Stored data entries

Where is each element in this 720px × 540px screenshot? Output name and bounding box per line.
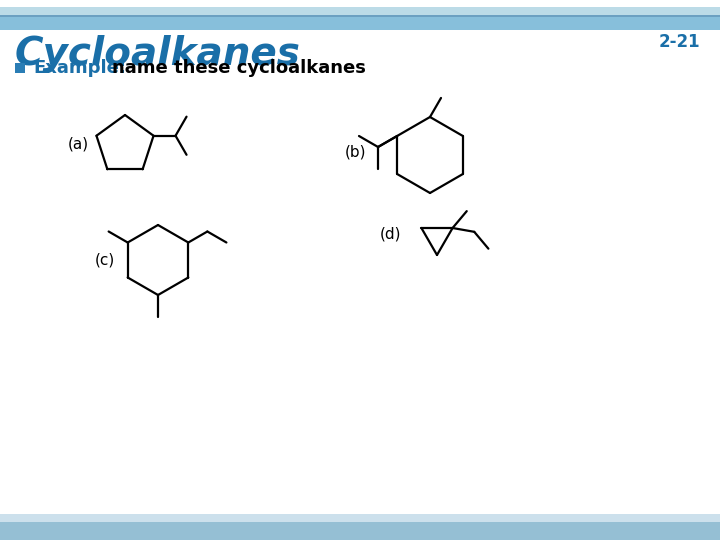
Bar [0, 522, 720, 540]
Text: name these cycloalkanes: name these cycloalkanes [112, 59, 366, 77]
Bar [0, 7, 720, 15]
FancyBboxPatch shape [15, 63, 25, 73]
Text: Cycloalkanes: Cycloalkanes [15, 35, 301, 73]
Text: Example:: Example: [33, 59, 126, 77]
Bar [0, 514, 720, 522]
Text: (c): (c) [95, 253, 115, 267]
Text: (a): (a) [68, 137, 89, 152]
Text: (d): (d) [380, 226, 402, 241]
Text: (b): (b) [345, 145, 366, 159]
Bar [0, 15, 720, 30]
Bar [0, 15, 720, 17]
Text: 2-21: 2-21 [658, 33, 700, 51]
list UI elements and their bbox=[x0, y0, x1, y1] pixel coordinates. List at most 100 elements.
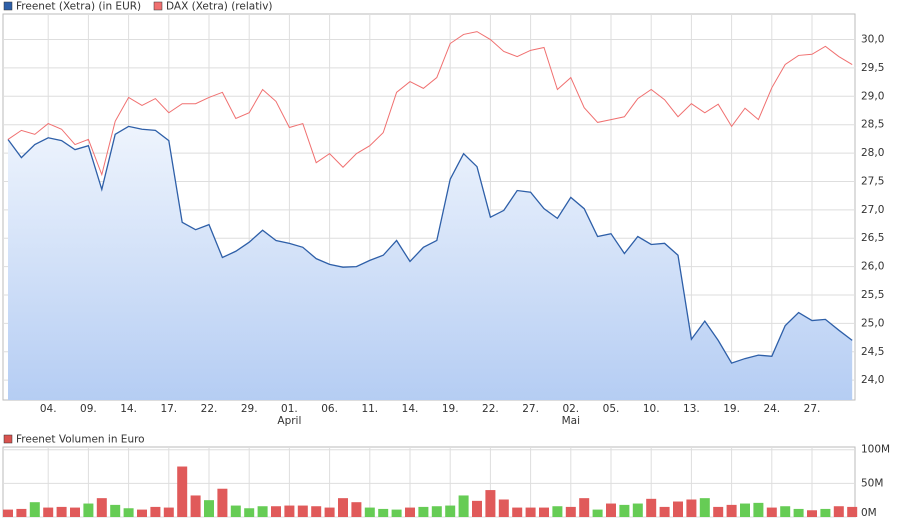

▶ _Aim_:
Rewrite the material as a numbered list, starting at its first line and ending with the line that contains "Text: (d): (d) [380, 226, 402, 241]", inclusive. Skip blank lines and omit the pictures.

▶ _Reply to the exercise_:
1. Where is each element in this 720px × 540px screenshot? Output name and bounding box per line.
2. Bar [0, 522, 720, 540]
3. Text: name these cycloalkanes: name these cycloalkanes [112, 59, 366, 77]
4. Bar [0, 7, 720, 15]
5. FancyBboxPatch shape [15, 63, 25, 73]
6. Text: Cycloalkanes: Cycloalkanes [15, 35, 301, 73]
7. Text: Example:: Example: [33, 59, 126, 77]
8. Bar [0, 514, 720, 522]
9. Text: (c): (c) [95, 253, 115, 267]
10. Text: (a): (a) [68, 137, 89, 152]
11. Text: (d): (d) [380, 226, 402, 241]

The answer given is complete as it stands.